— Start of Records shown —
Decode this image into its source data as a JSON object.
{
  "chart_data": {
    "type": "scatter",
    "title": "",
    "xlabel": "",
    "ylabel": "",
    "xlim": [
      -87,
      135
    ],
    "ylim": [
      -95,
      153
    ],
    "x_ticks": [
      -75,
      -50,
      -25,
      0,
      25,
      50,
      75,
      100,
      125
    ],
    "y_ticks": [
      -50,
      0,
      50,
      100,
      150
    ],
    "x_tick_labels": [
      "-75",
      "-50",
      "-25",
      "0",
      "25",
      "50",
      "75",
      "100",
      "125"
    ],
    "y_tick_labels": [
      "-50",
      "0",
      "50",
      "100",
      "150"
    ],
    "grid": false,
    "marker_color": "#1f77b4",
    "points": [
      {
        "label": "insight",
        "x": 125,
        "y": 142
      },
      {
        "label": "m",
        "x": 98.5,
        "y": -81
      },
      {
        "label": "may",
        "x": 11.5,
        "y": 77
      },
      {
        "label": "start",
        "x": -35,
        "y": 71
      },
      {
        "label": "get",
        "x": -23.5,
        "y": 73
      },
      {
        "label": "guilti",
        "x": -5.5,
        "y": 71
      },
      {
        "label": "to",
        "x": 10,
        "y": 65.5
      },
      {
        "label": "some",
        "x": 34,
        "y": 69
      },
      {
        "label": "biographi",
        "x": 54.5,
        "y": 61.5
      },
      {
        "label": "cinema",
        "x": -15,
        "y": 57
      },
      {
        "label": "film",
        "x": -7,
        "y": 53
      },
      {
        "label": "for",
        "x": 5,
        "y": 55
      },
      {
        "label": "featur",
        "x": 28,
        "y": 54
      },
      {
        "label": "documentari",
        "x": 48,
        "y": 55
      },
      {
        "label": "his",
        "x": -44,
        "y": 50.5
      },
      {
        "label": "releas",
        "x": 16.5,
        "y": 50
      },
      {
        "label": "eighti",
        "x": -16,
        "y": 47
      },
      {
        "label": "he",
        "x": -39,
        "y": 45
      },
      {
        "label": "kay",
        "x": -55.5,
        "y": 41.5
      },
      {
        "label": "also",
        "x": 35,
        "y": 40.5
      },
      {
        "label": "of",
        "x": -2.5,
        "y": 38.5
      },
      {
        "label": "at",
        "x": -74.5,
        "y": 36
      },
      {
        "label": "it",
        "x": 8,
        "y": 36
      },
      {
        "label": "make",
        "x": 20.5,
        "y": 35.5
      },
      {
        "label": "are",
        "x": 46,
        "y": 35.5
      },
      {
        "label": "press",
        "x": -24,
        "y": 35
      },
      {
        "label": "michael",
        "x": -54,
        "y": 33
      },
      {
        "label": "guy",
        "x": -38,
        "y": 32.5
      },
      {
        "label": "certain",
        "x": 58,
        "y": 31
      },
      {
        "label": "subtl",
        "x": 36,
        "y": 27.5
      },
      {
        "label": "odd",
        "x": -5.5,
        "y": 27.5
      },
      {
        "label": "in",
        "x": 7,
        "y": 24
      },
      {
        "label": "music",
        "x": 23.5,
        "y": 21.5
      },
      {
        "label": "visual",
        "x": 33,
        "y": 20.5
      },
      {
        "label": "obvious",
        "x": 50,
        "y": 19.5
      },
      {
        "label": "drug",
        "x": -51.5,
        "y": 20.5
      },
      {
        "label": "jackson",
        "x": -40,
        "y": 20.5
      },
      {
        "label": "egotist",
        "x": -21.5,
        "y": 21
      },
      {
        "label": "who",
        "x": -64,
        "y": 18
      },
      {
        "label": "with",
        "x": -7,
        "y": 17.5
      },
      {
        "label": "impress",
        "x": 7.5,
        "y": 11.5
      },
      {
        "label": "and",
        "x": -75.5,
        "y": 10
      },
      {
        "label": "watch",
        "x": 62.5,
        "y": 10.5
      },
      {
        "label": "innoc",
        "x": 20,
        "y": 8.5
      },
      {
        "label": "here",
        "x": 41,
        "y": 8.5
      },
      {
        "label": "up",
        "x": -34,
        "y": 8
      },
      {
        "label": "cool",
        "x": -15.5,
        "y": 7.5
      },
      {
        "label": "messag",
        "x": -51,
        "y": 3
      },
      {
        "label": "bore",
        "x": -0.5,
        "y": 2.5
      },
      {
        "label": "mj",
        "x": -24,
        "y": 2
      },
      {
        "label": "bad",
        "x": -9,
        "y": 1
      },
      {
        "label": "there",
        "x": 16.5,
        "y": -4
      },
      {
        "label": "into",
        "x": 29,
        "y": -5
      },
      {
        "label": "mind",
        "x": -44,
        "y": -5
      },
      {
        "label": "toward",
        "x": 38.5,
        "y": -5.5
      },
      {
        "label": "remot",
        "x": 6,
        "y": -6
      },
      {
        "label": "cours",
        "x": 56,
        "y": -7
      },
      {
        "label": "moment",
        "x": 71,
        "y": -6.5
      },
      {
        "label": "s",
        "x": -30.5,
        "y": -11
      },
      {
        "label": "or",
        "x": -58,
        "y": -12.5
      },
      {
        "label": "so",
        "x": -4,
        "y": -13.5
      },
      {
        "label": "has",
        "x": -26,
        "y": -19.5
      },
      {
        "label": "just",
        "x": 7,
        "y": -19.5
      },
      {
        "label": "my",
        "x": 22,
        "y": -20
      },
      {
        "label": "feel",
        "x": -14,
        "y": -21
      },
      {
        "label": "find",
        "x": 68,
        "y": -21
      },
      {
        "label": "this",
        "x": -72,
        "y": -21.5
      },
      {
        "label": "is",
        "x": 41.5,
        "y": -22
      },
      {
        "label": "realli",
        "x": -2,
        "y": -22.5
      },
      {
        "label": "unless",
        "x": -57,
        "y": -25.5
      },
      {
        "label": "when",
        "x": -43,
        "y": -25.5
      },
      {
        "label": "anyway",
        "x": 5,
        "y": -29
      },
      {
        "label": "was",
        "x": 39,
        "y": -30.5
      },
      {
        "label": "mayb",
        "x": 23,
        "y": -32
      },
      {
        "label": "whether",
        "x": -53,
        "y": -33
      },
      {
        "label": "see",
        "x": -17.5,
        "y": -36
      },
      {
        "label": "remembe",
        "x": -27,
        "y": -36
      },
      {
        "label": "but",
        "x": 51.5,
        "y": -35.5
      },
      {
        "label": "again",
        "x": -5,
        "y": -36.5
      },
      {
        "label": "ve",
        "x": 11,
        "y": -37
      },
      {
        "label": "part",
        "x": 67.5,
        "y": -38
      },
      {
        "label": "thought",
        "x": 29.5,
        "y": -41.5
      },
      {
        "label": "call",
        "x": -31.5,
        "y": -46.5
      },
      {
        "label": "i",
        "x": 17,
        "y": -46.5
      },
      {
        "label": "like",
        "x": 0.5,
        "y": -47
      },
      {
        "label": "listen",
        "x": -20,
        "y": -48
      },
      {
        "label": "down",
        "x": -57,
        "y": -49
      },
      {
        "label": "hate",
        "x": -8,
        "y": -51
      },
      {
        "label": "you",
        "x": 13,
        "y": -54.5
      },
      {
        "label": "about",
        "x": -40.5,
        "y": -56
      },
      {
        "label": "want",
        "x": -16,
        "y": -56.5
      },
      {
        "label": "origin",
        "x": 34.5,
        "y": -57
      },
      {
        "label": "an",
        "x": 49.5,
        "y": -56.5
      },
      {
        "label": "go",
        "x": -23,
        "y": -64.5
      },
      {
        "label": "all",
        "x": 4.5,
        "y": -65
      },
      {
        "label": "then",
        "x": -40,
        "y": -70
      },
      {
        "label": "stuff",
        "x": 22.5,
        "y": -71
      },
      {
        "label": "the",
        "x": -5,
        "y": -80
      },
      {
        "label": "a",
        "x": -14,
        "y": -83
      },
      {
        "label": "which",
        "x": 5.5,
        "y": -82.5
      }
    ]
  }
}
— End of Records shown —
* [Task brief]
Please reproduce each record precisely as written.

* [Answer in full]
Decode this image into its source data as a JSON object.
{
  "chart_data": {
    "type": "scatter",
    "title": "",
    "xlabel": "",
    "ylabel": "",
    "xlim": [
      -87,
      135
    ],
    "ylim": [
      -95,
      153
    ],
    "x_ticks": [
      -75,
      -50,
      -25,
      0,
      25,
      50,
      75,
      100,
      125
    ],
    "y_ticks": [
      -50,
      0,
      50,
      100,
      150
    ],
    "x_tick_labels": [
      "-75",
      "-50",
      "-25",
      "0",
      "25",
      "50",
      "75",
      "100",
      "125"
    ],
    "y_tick_labels": [
      "-50",
      "0",
      "50",
      "100",
      "150"
    ],
    "grid": false,
    "marker_color": "#1f77b4",
    "points": [
      {
        "label": "insight",
        "x": 125,
        "y": 142
      },
      {
        "label": "m",
        "x": 98.5,
        "y": -81
      },
      {
        "label": "may",
        "x": 11.5,
        "y": 77
      },
      {
        "label": "start",
        "x": -35,
        "y": 71
      },
      {
        "label": "get",
        "x": -23.5,
        "y": 73
      },
      {
        "label": "guilti",
        "x": -5.5,
        "y": 71
      },
      {
        "label": "to",
        "x": 10,
        "y": 65.5
      },
      {
        "label": "some",
        "x": 34,
        "y": 69
      },
      {
        "label": "biographi",
        "x": 54.5,
        "y": 61.5
      },
      {
        "label": "cinema",
        "x": -15,
        "y": 57
      },
      {
        "label": "film",
        "x": -7,
        "y": 53
      },
      {
        "label": "for",
        "x": 5,
        "y": 55
      },
      {
        "label": "featur",
        "x": 28,
        "y": 54
      },
      {
        "label": "documentari",
        "x": 48,
        "y": 55
      },
      {
        "label": "his",
        "x": -44,
        "y": 50.5
      },
      {
        "label": "releas",
        "x": 16.5,
        "y": 50
      },
      {
        "label": "eighti",
        "x": -16,
        "y": 47
      },
      {
        "label": "he",
        "x": -39,
        "y": 45
      },
      {
        "label": "kay",
        "x": -55.5,
        "y": 41.5
      },
      {
        "label": "also",
        "x": 35,
        "y": 40.5
      },
      {
        "label": "of",
        "x": -2.5,
        "y": 38.5
      },
      {
        "label": "at",
        "x": -74.5,
        "y": 36
      },
      {
        "label": "it",
        "x": 8,
        "y": 36
      },
      {
        "label": "make",
        "x": 20.5,
        "y": 35.5
      },
      {
        "label": "are",
        "x": 46,
        "y": 35.5
      },
      {
        "label": "press",
        "x": -24,
        "y": 35
      },
      {
        "label": "michael",
        "x": -54,
        "y": 33
      },
      {
        "label": "guy",
        "x": -38,
        "y": 32.5
      },
      {
        "label": "certain",
        "x": 58,
        "y": 31
      },
      {
        "label": "subtl",
        "x": 36,
        "y": 27.5
      },
      {
        "label": "odd",
        "x": -5.5,
        "y": 27.5
      },
      {
        "label": "in",
        "x": 7,
        "y": 24
      },
      {
        "label": "music",
        "x": 23.5,
        "y": 21.5
      },
      {
        "label": "visual",
        "x": 33,
        "y": 20.5
      },
      {
        "label": "obvious",
        "x": 50,
        "y": 19.5
      },
      {
        "label": "drug",
        "x": -51.5,
        "y": 20.5
      },
      {
        "label": "jackson",
        "x": -40,
        "y": 20.5
      },
      {
        "label": "egotist",
        "x": -21.5,
        "y": 21
      },
      {
        "label": "who",
        "x": -64,
        "y": 18
      },
      {
        "label": "with",
        "x": -7,
        "y": 17.5
      },
      {
        "label": "impress",
        "x": 7.5,
        "y": 11.5
      },
      {
        "label": "and",
        "x": -75.5,
        "y": 10
      },
      {
        "label": "watch",
        "x": 62.5,
        "y": 10.5
      },
      {
        "label": "innoc",
        "x": 20,
        "y": 8.5
      },
      {
        "label": "here",
        "x": 41,
        "y": 8.5
      },
      {
        "label": "up",
        "x": -34,
        "y": 8
      },
      {
        "label": "cool",
        "x": -15.5,
        "y": 7.5
      },
      {
        "label": "messag",
        "x": -51,
        "y": 3
      },
      {
        "label": "bore",
        "x": -0.5,
        "y": 2.5
      },
      {
        "label": "mj",
        "x": -24,
        "y": 2
      },
      {
        "label": "bad",
        "x": -9,
        "y": 1
      },
      {
        "label": "there",
        "x": 16.5,
        "y": -4
      },
      {
        "label": "into",
        "x": 29,
        "y": -5
      },
      {
        "label": "mind",
        "x": -44,
        "y": -5
      },
      {
        "label": "toward",
        "x": 38.5,
        "y": -5.5
      },
      {
        "label": "remot",
        "x": 6,
        "y": -6
      },
      {
        "label": "cours",
        "x": 56,
        "y": -7
      },
      {
        "label": "moment",
        "x": 71,
        "y": -6.5
      },
      {
        "label": "s",
        "x": -30.5,
        "y": -11
      },
      {
        "label": "or",
        "x": -58,
        "y": -12.5
      },
      {
        "label": "so",
        "x": -4,
        "y": -13.5
      },
      {
        "label": "has",
        "x": -26,
        "y": -19.5
      },
      {
        "label": "just",
        "x": 7,
        "y": -19.5
      },
      {
        "label": "my",
        "x": 22,
        "y": -20
      },
      {
        "label": "feel",
        "x": -14,
        "y": -21
      },
      {
        "label": "find",
        "x": 68,
        "y": -21
      },
      {
        "label": "this",
        "x": -72,
        "y": -21.5
      },
      {
        "label": "is",
        "x": 41.5,
        "y": -22
      },
      {
        "label": "realli",
        "x": -2,
        "y": -22.5
      },
      {
        "label": "unless",
        "x": -57,
        "y": -25.5
      },
      {
        "label": "when",
        "x": -43,
        "y": -25.5
      },
      {
        "label": "anyway",
        "x": 5,
        "y": -29
      },
      {
        "label": "was",
        "x": 39,
        "y": -30.5
      },
      {
        "label": "mayb",
        "x": 23,
        "y": -32
      },
      {
        "label": "whether",
        "x": -53,
        "y": -33
      },
      {
        "label": "see",
        "x": -17.5,
        "y": -36
      },
      {
        "label": "remembe",
        "x": -27,
        "y": -36
      },
      {
        "label": "but",
        "x": 51.5,
        "y": -35.5
      },
      {
        "label": "again",
        "x": -5,
        "y": -36.5
      },
      {
        "label": "ve",
        "x": 11,
        "y": -37
      },
      {
        "label": "part",
        "x": 67.5,
        "y": -38
      },
      {
        "label": "thought",
        "x": 29.5,
        "y": -41.5
      },
      {
        "label": "call",
        "x": -31.5,
        "y": -46.5
      },
      {
        "label": "i",
        "x": 17,
        "y": -46.5
      },
      {
        "label": "like",
        "x": 0.5,
        "y": -47
      },
      {
        "label": "listen",
        "x": -20,
        "y": -48
      },
      {
        "label": "down",
        "x": -57,
        "y": -49
      },
      {
        "label": "hate",
        "x": -8,
        "y": -51
      },
      {
        "label": "you",
        "x": 13,
        "y": -54.5
      },
      {
        "label": "about",
        "x": -40.5,
        "y": -56
      },
      {
        "label": "want",
        "x": -16,
        "y": -56.5
      },
      {
        "label": "origin",
        "x": 34.5,
        "y": -57
      },
      {
        "label": "an",
        "x": 49.5,
        "y": -56.5
      },
      {
        "label": "go",
        "x": -23,
        "y": -64.5
      },
      {
        "label": "all",
        "x": 4.5,
        "y": -65
      },
      {
        "label": "then",
        "x": -40,
        "y": -70
      },
      {
        "label": "stuff",
        "x": 22.5,
        "y": -71
      },
      {
        "label": "the",
        "x": -5,
        "y": -80
      },
      {
        "label": "a",
        "x": -14,
        "y": -83
      },
      {
        "label": "which",
        "x": 5.5,
        "y": -82.5
      }
    ]
  }
}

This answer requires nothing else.